TASK -
Among the records below, find each line that includes the string "satis" and copy it.

— begin GIVEN DATA —

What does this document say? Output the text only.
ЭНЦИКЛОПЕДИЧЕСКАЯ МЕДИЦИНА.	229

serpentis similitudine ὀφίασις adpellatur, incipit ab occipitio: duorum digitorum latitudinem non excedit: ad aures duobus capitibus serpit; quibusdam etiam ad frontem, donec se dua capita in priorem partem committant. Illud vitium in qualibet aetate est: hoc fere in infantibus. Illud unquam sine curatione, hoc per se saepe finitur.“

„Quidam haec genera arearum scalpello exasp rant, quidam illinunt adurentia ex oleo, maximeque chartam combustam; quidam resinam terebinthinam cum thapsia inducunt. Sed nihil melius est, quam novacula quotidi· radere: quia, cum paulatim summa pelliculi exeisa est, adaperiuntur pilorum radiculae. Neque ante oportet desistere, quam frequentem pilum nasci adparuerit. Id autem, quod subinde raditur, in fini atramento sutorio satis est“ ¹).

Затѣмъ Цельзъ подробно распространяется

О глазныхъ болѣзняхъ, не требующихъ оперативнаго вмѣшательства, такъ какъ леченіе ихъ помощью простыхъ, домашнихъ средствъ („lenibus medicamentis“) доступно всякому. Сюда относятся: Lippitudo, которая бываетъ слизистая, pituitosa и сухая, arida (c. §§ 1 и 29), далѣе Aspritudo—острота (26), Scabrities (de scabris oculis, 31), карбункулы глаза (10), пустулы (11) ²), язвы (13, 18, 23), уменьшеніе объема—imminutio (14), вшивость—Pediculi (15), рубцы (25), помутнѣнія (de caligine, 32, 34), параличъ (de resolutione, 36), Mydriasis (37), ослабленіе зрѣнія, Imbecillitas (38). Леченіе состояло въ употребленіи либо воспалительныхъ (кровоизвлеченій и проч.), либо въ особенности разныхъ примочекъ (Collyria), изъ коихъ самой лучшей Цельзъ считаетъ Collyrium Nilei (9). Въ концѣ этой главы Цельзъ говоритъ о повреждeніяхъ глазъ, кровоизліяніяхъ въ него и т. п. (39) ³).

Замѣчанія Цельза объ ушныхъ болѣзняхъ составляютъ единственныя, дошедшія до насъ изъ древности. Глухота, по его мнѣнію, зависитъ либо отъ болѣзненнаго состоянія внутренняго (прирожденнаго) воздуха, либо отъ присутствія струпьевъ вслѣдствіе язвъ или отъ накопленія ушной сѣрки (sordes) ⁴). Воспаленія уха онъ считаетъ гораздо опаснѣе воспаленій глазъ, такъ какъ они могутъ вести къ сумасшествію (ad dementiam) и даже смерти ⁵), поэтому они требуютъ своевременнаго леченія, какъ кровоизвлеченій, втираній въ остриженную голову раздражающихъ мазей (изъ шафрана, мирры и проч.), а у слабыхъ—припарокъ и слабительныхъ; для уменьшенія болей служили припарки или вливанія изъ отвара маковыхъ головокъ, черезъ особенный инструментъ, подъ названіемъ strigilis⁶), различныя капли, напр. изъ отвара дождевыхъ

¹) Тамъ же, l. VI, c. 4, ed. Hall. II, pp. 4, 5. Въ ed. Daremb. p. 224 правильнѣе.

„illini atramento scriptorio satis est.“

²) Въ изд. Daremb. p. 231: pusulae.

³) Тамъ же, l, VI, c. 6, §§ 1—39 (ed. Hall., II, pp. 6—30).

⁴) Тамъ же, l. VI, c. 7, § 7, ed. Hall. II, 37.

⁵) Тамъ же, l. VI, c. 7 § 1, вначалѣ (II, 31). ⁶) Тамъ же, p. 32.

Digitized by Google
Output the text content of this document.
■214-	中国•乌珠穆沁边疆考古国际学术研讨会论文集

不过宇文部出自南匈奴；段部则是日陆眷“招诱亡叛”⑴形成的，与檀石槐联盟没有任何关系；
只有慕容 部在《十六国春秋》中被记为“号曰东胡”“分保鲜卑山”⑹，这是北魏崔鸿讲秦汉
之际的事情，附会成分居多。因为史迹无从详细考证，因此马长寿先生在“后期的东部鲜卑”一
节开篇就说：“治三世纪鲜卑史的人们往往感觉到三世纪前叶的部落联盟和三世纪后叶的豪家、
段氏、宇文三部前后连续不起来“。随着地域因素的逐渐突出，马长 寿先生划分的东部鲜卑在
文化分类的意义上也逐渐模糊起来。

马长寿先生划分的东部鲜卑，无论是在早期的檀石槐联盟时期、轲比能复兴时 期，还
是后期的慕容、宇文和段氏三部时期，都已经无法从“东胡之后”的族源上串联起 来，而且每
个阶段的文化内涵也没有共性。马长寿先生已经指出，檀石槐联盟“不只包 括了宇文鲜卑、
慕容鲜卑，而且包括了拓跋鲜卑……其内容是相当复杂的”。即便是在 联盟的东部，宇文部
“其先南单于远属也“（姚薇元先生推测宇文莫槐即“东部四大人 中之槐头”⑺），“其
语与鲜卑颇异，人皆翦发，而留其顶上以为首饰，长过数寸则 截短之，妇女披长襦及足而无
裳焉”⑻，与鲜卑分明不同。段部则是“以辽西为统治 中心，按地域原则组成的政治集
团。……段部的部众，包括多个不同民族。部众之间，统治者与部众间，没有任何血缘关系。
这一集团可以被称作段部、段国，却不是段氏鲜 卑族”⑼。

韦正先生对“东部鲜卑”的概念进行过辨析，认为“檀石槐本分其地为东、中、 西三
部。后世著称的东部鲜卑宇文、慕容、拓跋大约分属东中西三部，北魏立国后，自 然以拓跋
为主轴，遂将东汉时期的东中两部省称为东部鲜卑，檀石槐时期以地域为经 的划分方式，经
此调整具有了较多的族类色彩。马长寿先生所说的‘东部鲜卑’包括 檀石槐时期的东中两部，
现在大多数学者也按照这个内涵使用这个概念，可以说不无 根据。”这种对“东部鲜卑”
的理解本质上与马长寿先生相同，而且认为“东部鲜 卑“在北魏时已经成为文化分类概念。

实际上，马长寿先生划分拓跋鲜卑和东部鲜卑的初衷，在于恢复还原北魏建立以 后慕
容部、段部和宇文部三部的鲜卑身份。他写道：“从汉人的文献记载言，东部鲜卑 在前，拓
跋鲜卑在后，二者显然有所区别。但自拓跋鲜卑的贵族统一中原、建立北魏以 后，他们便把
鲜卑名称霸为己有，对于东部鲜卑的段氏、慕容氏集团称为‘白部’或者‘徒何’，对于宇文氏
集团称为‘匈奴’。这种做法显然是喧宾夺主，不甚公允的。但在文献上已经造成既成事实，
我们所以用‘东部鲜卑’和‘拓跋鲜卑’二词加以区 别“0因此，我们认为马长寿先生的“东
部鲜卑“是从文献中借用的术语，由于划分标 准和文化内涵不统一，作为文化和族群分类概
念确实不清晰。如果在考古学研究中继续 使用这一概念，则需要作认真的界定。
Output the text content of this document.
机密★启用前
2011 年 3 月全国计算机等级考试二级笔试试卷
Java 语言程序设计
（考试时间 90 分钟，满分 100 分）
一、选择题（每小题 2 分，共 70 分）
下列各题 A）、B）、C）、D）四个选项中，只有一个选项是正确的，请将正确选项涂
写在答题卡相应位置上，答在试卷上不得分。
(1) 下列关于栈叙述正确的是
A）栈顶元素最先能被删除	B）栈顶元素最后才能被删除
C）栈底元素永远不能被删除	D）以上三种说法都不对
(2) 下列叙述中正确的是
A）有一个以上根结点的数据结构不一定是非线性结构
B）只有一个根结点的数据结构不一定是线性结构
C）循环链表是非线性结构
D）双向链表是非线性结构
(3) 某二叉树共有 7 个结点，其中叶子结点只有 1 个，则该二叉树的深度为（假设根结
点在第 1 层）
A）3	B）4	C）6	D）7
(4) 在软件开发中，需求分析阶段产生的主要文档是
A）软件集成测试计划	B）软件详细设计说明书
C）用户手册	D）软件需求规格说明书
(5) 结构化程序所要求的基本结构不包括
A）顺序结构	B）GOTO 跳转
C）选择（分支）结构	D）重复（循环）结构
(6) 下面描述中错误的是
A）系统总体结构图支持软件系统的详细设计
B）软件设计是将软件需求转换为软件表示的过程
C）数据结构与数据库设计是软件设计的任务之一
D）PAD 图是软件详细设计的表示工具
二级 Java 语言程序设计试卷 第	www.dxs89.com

— end GIVEN DATA —

CORRECT RESPONSE -
„Quidam haec genera arearum scalpello exasp rant, quidam illinunt adurentia ex oleo, maximeque chartam combustam; quidam resinam terebinthinam cum thapsia inducunt. Sed nihil melius est, quam novacula quotidi· radere: quia, cum paulatim summa pelliculi exeisa est, adaperiuntur pilorum radiculae. Neque ante oportet desistere, quam frequentem pilum nasci adparuerit. Id autem, quod subinde raditur, in fini atramento sutorio satis est“ ¹).
„illini atramento scriptorio satis est.“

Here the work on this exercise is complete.